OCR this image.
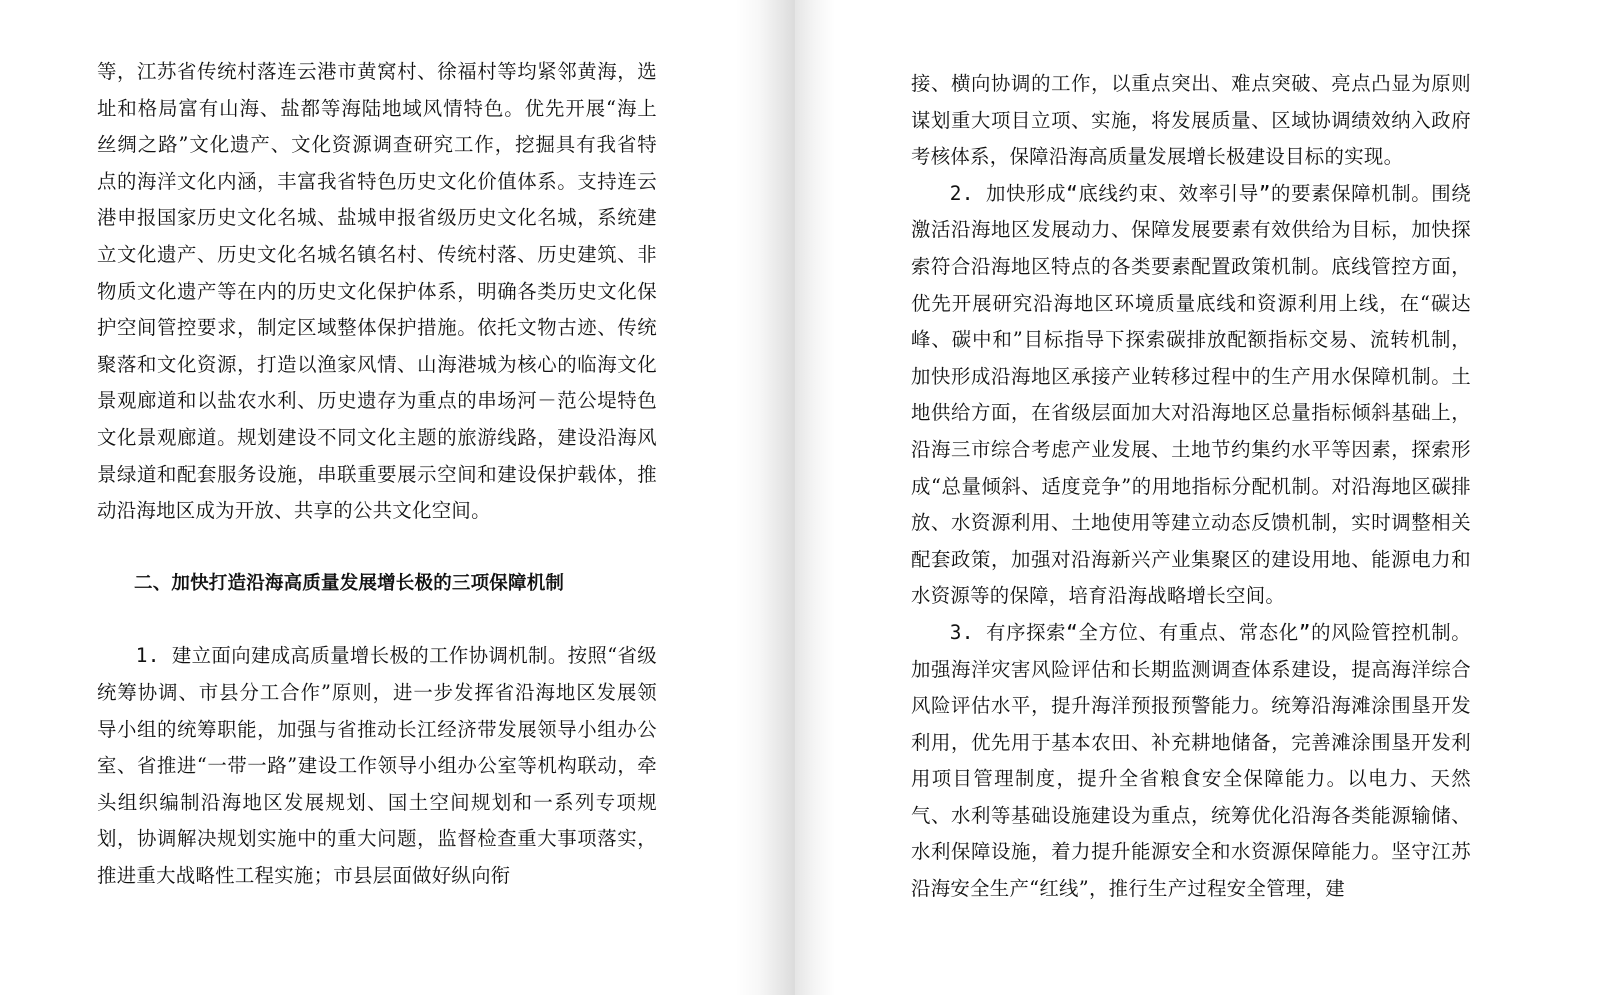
等，江苏省传统村落连云港市黄窝村、徐福村等均紧邻黄海，选址和格局富有山海、盐都等海陆地域风情特色。优先开展“海上丝绸之路”文化遗产、文化资源调查研究工作，挖掘具有我省特点的海洋文化内涵，丰富我省特色历史文化价值体系。支持连云港申报国家历史文化名城、盐城申报省级历史文化名城，系统建立文化遗产、历史文化名城名镇名村、传统村落、历史建筑、非物质文化遗产等在内的历史文化保护体系，明确各类历史文化保护空间管控要求，制定区域整体保护措施。依托文物古迹、传统聚落和文化资源，打造以渔家风情、山海港城为核心的临海文化景观廊道和以盐农水利、历史遗存为重点的串场河－范公堤特色文化景观廊道。规划建设不同文化主题的旅游线路，建设沿海风景绿道和配套服务设施，串联重要展示空间和建设保护载体，推动沿海地区成为开放、共享的公共文化空间。

二、加快打造沿海高质量发展增长极的三项保障机制

1. 建立面向建成高质量增长极的工作协调机制。按照“省级统筹协调、市县分工合作”原则，进一步发挥省沿海地区发展领导小组的统筹职能，加强与省推动长江经济带发展领导小组办公室、省推进“一带一路”建设工作领导小组办公室等机构联动，牵头组织编制沿海地区发展规划、国土空间规划和一系列专项规划，协调解决规划实施中的重大问题，监督检查重大事项落实，推进重大战略性工程实施；市县层面做好纵向衔

接、横向协调的工作，以重点突出、难点突破、亮点凸显为原则谋划重大项目立项、实施，将发展质量、区域协调绩效纳入政府考核体系，保障沿海高质量发展增长极建设目标的实现。

2. 加快形成“底线约束、效率引导”的要素保障机制。围绕激活沿海地区发展动力、保障发展要素有效供给为目标，加快探索符合沿海地区特点的各类要素配置政策机制。底线管控方面，优先开展研究沿海地区环境质量底线和资源利用上线，在“碳达峰、碳中和”目标指导下探索碳排放配额指标交易、流转机制，加快形成沿海地区承接产业转移过程中的生产用水保障机制。土地供给方面，在省级层面加大对沿海地区总量指标倾斜基础上，沿海三市综合考虑产业发展、土地节约集约水平等因素，探索形成“总量倾斜、适度竞争”的用地指标分配机制。对沿海地区碳排放、水资源利用、土地使用等建立动态反馈机制，实时调整相关配套政策，加强对沿海新兴产业集聚区的建设用地、能源电力和水资源等的保障，培育沿海战略增长空间。

3. 有序探索“全方位、有重点、常态化”的风险管控机制。加强海洋灾害风险评估和长期监测调查体系建设，提高海洋综合风险评估水平，提升海洋预报预警能力。统筹沿海滩涂围垦开发利用，优先用于基本农田、补充耕地储备，完善滩涂围垦开发利用项目管理制度，提升全省粮食安全保障能力。以电力、天然气、水利等基础设施建设为重点，统筹优化沿海各类能源输储、水利保障设施，着力提升能源安全和水资源保障能力。坚守江苏沿海安全生产“红线”，推行生产过程安全管理，建
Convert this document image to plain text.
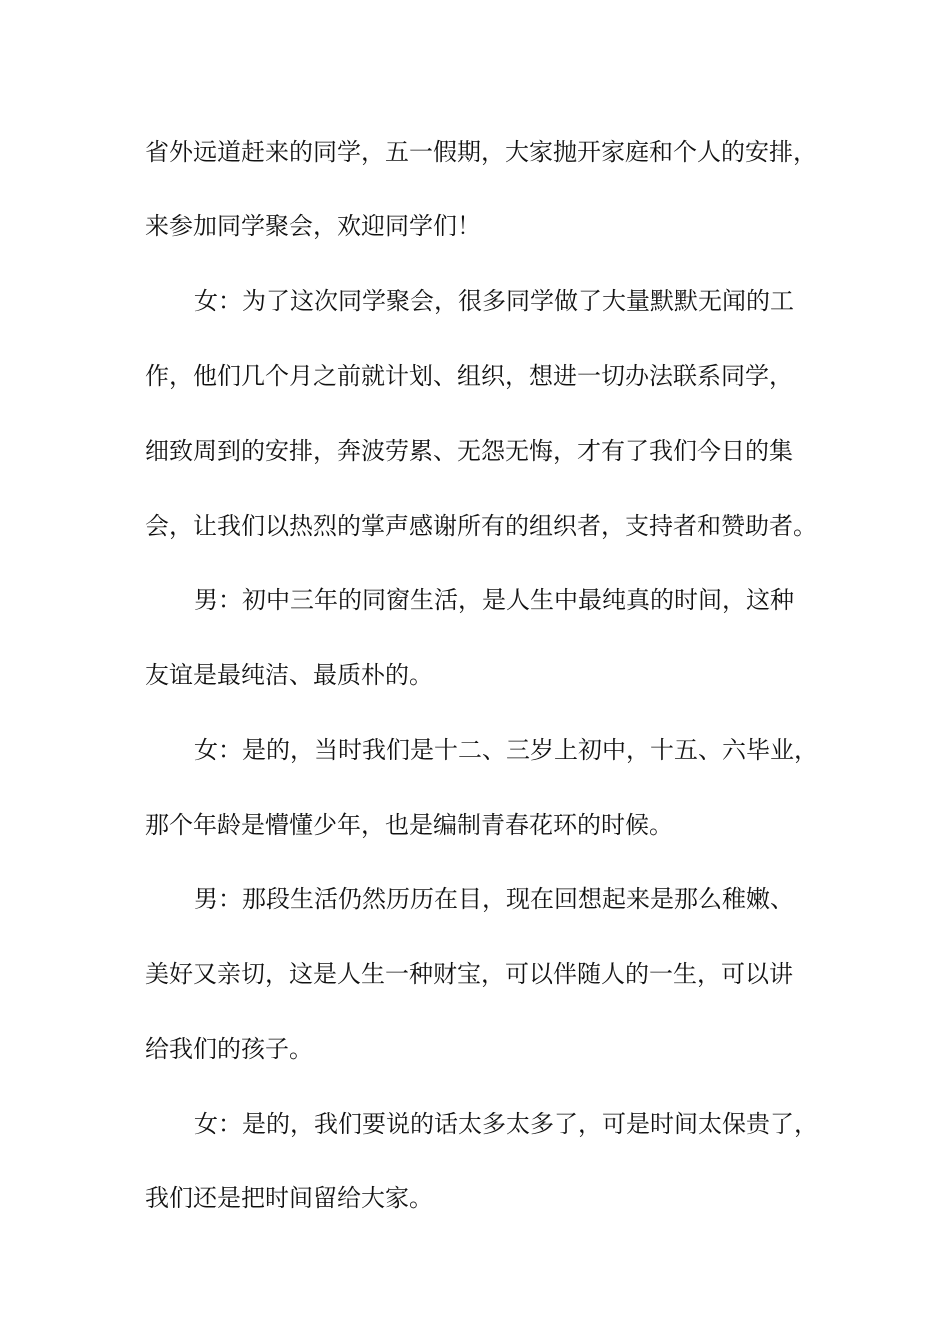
省外远道赶来的同学，五一假期，大家抛开家庭和个人的安排，
来参加同学聚会，欢迎同学们！
女：为了这次同学聚会，很多同学做了大量默默无闻的工
作，他们几个月之前就计划、组织，想进一切办法联系同学，
细致周到的安排，奔波劳累、无怨无悔，才有了我们今日的集
会，让我们以热烈的掌声感谢所有的组织者，支持者和赞助者。
男：初中三年的同窗生活，是人生中最纯真的时间，这种
友谊是最纯洁、最质朴的。
女：是的，当时我们是十二、三岁上初中，十五、六毕业，
那个年龄是懵懂少年，也是编制青春花环的时候。
男：那段生活仍然历历在目，现在回想起来是那么稚嫩、
美好又亲切，这是人生一种财宝，可以伴随人的一生，可以讲
给我们的孩子。
女：是的，我们要说的话太多太多了，可是时间太保贵了，
我们还是把时间留给大家。
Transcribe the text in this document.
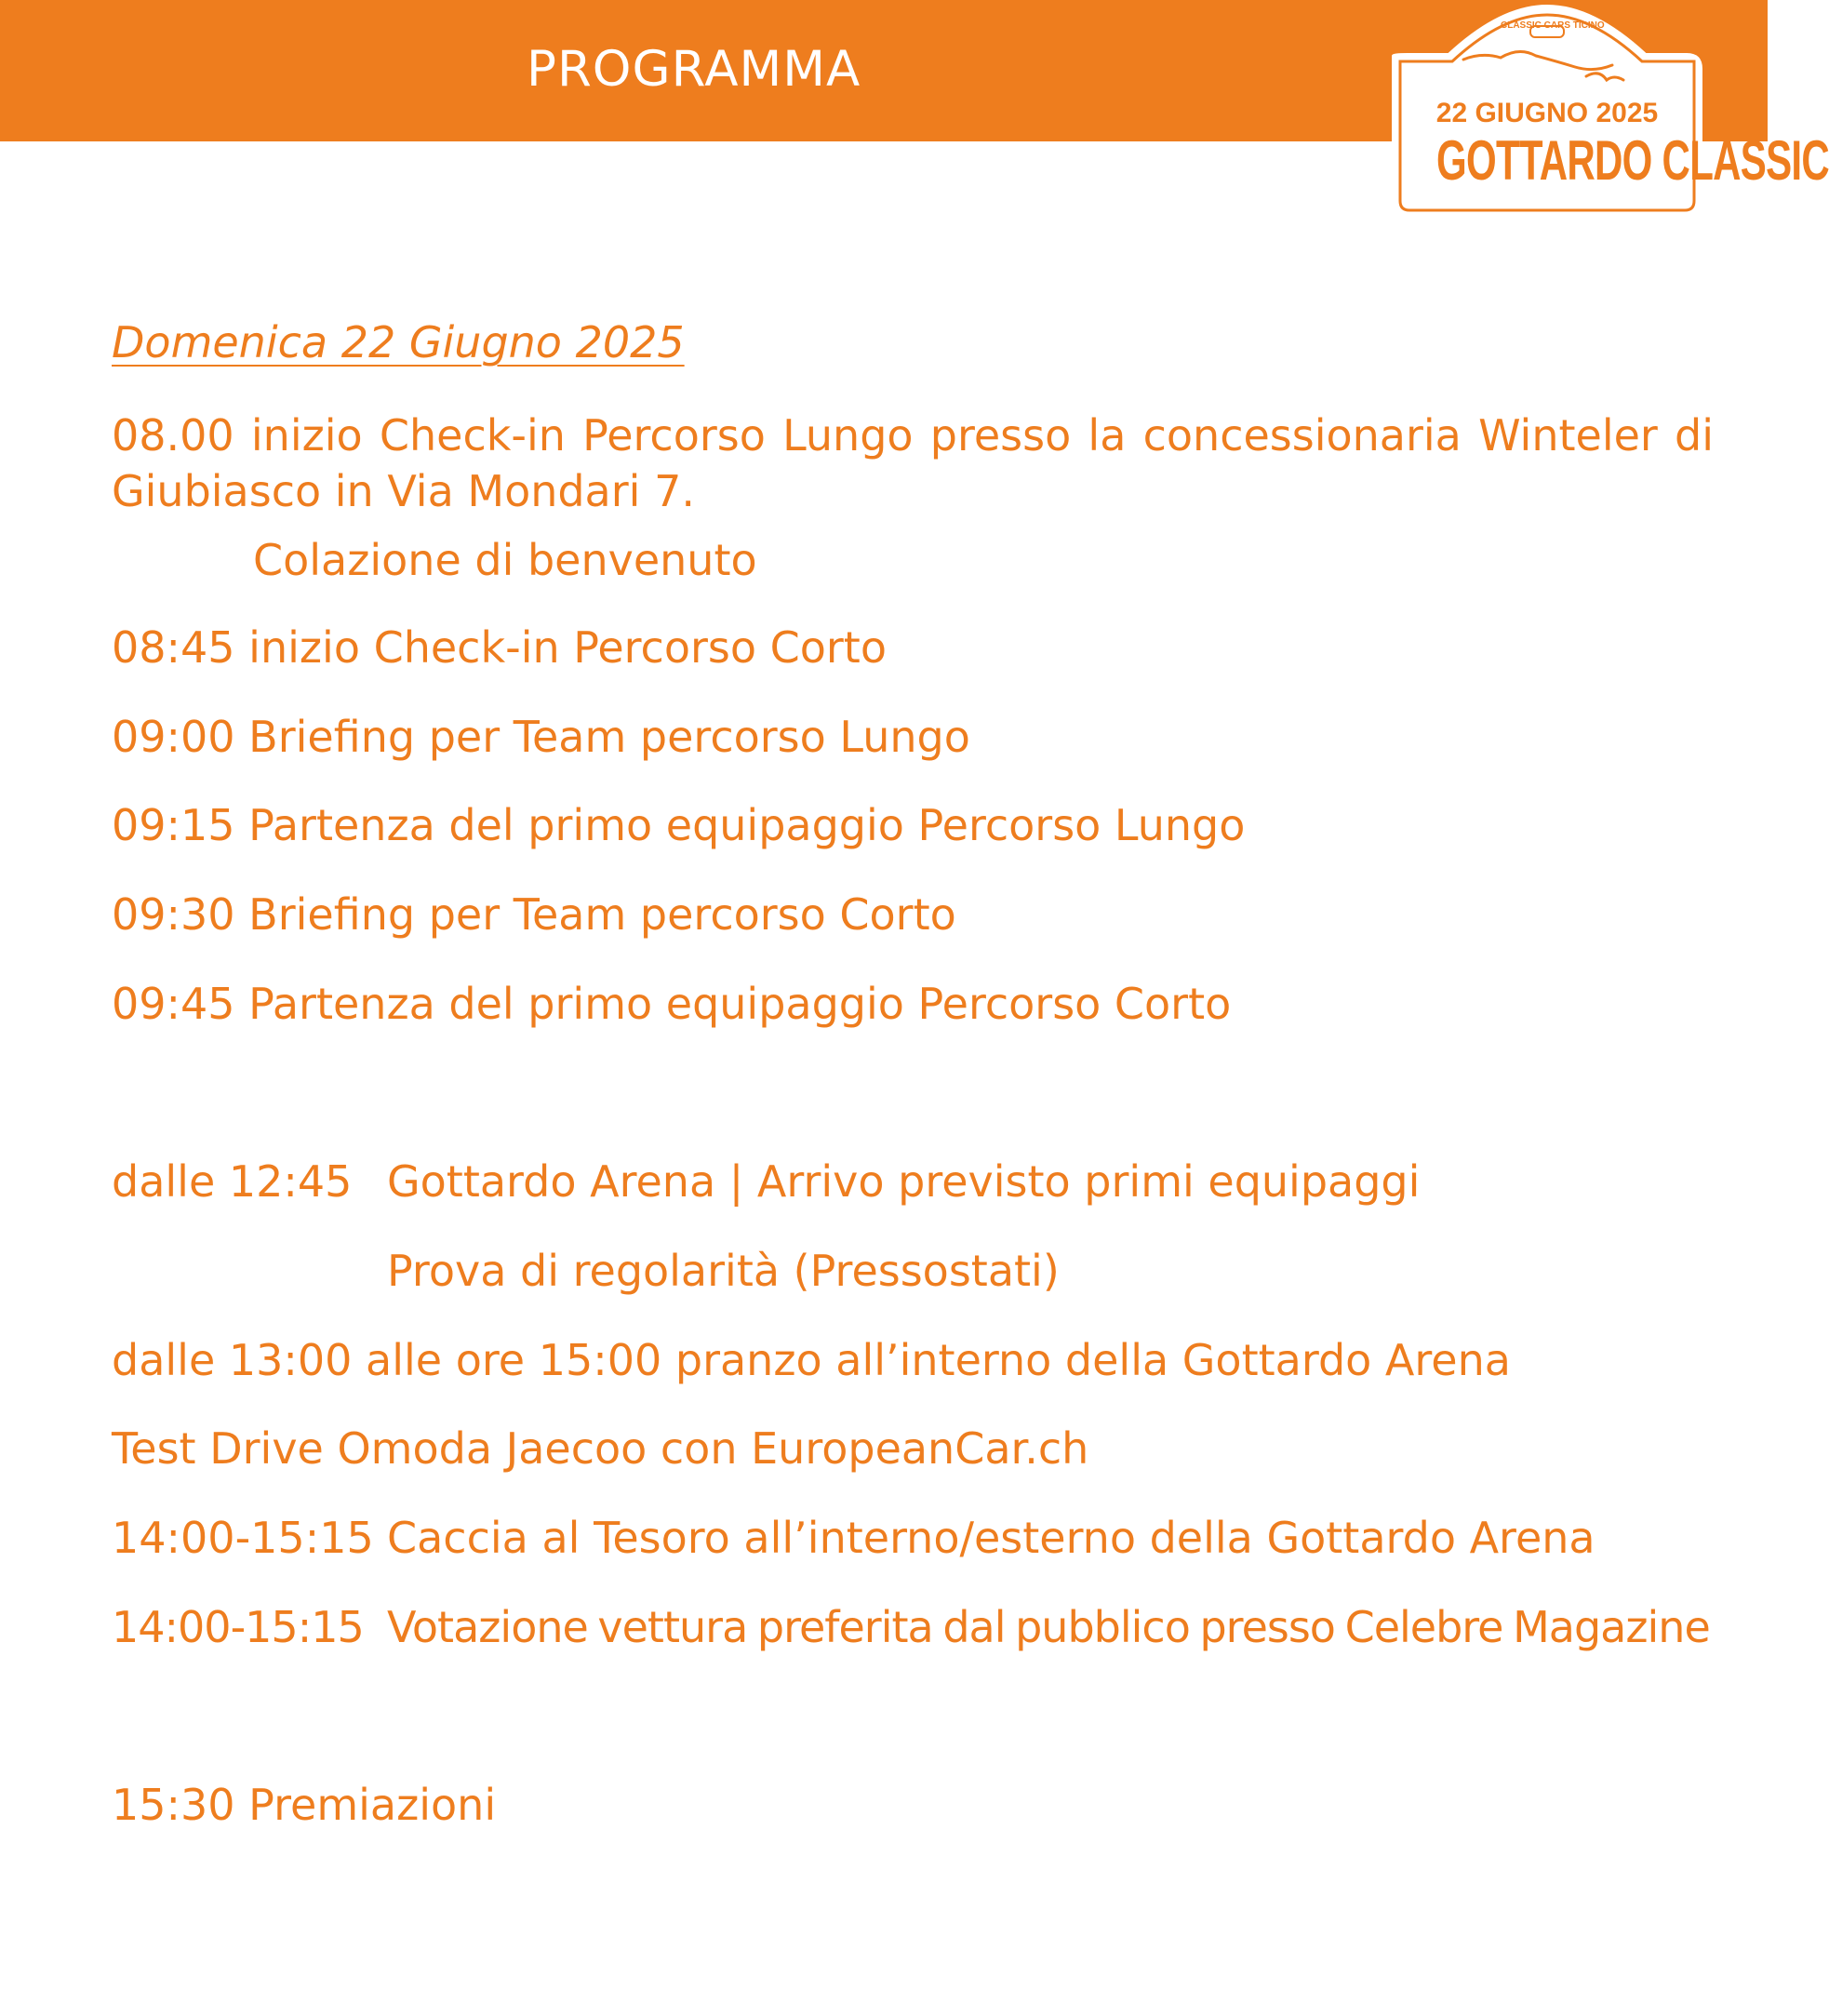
PROGRAMMA
CLASSIC CARS TICINO
22 GIUGNO 2025
GOTTARDO CLASSIC
Domenica 22 Giugno 2025
08.00 inizio Check-in Percorso Lungo presso la concessionaria Winteler di Giubiasco in Via Mondari 7.
Colazione di benvenuto
08:45 inizio Check-in Percorso Corto
09:00 Briefing per Team percorso Lungo
09:15 Partenza del primo equipaggio Percorso Lungo
09:30 Briefing per Team percorso Corto
09:45 Partenza del primo equipaggio Percorso Corto
dalle 12:45 Gottardo Arena | Arrivo previsto primi equipaggi
Prova di regolarità (Pressostati)
dalle 13:00 alle ore 15:00 pranzo all’interno della Gottardo Arena
Test Drive Omoda Jaecoo con EuropeanCar.ch
14:00-15:15 Caccia al Tesoro all’interno/esterno della Gottardo Arena
14:00-15:15 Votazione vettura preferita dal pubblico presso Celebre Magazine
15:30 Premiazioni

----

_EXERCISE:_ Copy each line exactly, and leave the pictures out of your copy.

_TASK RESPONSE:_
OCR this image.
等，江苏省传统村落连云港市黄窝村、徐福村等均紧邻黄海，选址和格局富有山海、盐都等海陆地域风情特色。优先开展“海上丝绸之路”文化遗产、文化资源调查研究工作，挖掘具有我省特点的海洋文化内涵，丰富我省特色历史文化价值体系。支持连云港申报国家历史文化名城、盐城申报省级历史文化名城，系统建立文化遗产、历史文化名城名镇名村、传统村落、历史建筑、非物质文化遗产等在内的历史文化保护体系，明确各类历史文化保护空间管控要求，制定区域整体保护措施。依托文物古迹、传统聚落和文化资源，打造以渔家风情、山海港城为核心的临海文化景观廊道和以盐农水利、历史遗存为重点的串场河－范公堤特色文化景观廊道。规划建设不同文化主题的旅游线路，建设沿海风景绿道和配套服务设施，串联重要展示空间和建设保护载体，推动沿海地区成为开放、共享的公共文化空间。

二、加快打造沿海高质量发展增长极的三项保障机制

1. 建立面向建成高质量增长极的工作协调机制。按照“省级统筹协调、市县分工合作”原则，进一步发挥省沿海地区发展领导小组的统筹职能，加强与省推动长江经济带发展领导小组办公室、省推进“一带一路”建设工作领导小组办公室等机构联动，牵头组织编制沿海地区发展规划、国土空间规划和一系列专项规划，协调解决规划实施中的重大问题，监督检查重大事项落实，推进重大战略性工程实施；市县层面做好纵向衔

接、横向协调的工作，以重点突出、难点突破、亮点凸显为原则谋划重大项目立项、实施，将发展质量、区域协调绩效纳入政府考核体系，保障沿海高质量发展增长极建设目标的实现。

2. 加快形成“底线约束、效率引导”的要素保障机制。围绕激活沿海地区发展动力、保障发展要素有效供给为目标，加快探索符合沿海地区特点的各类要素配置政策机制。底线管控方面，优先开展研究沿海地区环境质量底线和资源利用上线，在“碳达峰、碳中和”目标指导下探索碳排放配额指标交易、流转机制，加快形成沿海地区承接产业转移过程中的生产用水保障机制。土地供给方面，在省级层面加大对沿海地区总量指标倾斜基础上，沿海三市综合考虑产业发展、土地节约集约水平等因素，探索形成“总量倾斜、适度竞争”的用地指标分配机制。对沿海地区碳排放、水资源利用、土地使用等建立动态反馈机制，实时调整相关配套政策，加强对沿海新兴产业集聚区的建设用地、能源电力和水资源等的保障，培育沿海战略增长空间。

3. 有序探索“全方位、有重点、常态化”的风险管控机制。加强海洋灾害风险评估和长期监测调查体系建设，提高海洋综合风险评估水平，提升海洋预报预警能力。统筹沿海滩涂围垦开发利用，优先用于基本农田、补充耕地储备，完善滩涂围垦开发利用项目管理制度，提升全省粮食安全保障能力。以电力、天然气、水利等基础设施建设为重点，统筹优化沿海各类能源输储、水利保障设施，着力提升能源安全和水资源保障能力。坚守江苏沿海安全生产“红线”，推行生产过程安全管理，建
Convert this document image to plain text.
省外远道赶来的同学，五一假期，大家抛开家庭和个人的安排，
来参加同学聚会，欢迎同学们！
女：为了这次同学聚会，很多同学做了大量默默无闻的工
作，他们几个月之前就计划、组织，想进一切办法联系同学，
细致周到的安排，奔波劳累、无怨无悔，才有了我们今日的集
会，让我们以热烈的掌声感谢所有的组织者，支持者和赞助者。
男：初中三年的同窗生活，是人生中最纯真的时间，这种
友谊是最纯洁、最质朴的。
女：是的，当时我们是十二、三岁上初中，十五、六毕业，
那个年龄是懵懂少年，也是编制青春花环的时候。
男：那段生活仍然历历在目，现在回想起来是那么稚嫩、
美好又亲切，这是人生一种财宝，可以伴随人的一生，可以讲
给我们的孩子。
女：是的，我们要说的话太多太多了，可是时间太保贵了，
我们还是把时间留给大家。
Transcribe the text in this document.
PROGRAMMA
CLASSIC CARS TICINO
22 GIUGNO 2025
GOTTARDO CLASSIC
Domenica 22 Giugno 2025
08.00 inizio Check-in Percorso Lungo presso la concessionaria Winteler di Giubiasco in Via Mondari 7.
Colazione di benvenuto
08:45 inizio Check-in Percorso Corto
09:00 Briefing per Team percorso Lungo
09:15 Partenza del primo equipaggio Percorso Lungo
09:30 Briefing per Team percorso Corto
09:45 Partenza del primo equipaggio Percorso Corto
dalle 12:45 Gottardo Arena | Arrivo previsto primi equipaggi
Prova di regolarità (Pressostati)
dalle 13:00 alle ore 15:00 pranzo all’interno della Gottardo Arena
Test Drive Omoda Jaecoo con EuropeanCar.ch
14:00-15:15 Caccia al Tesoro all’interno/esterno della Gottardo Arena
14:00-15:15 Votazione vettura preferita dal pubblico presso Celebre Magazine
15:30 Premiazioni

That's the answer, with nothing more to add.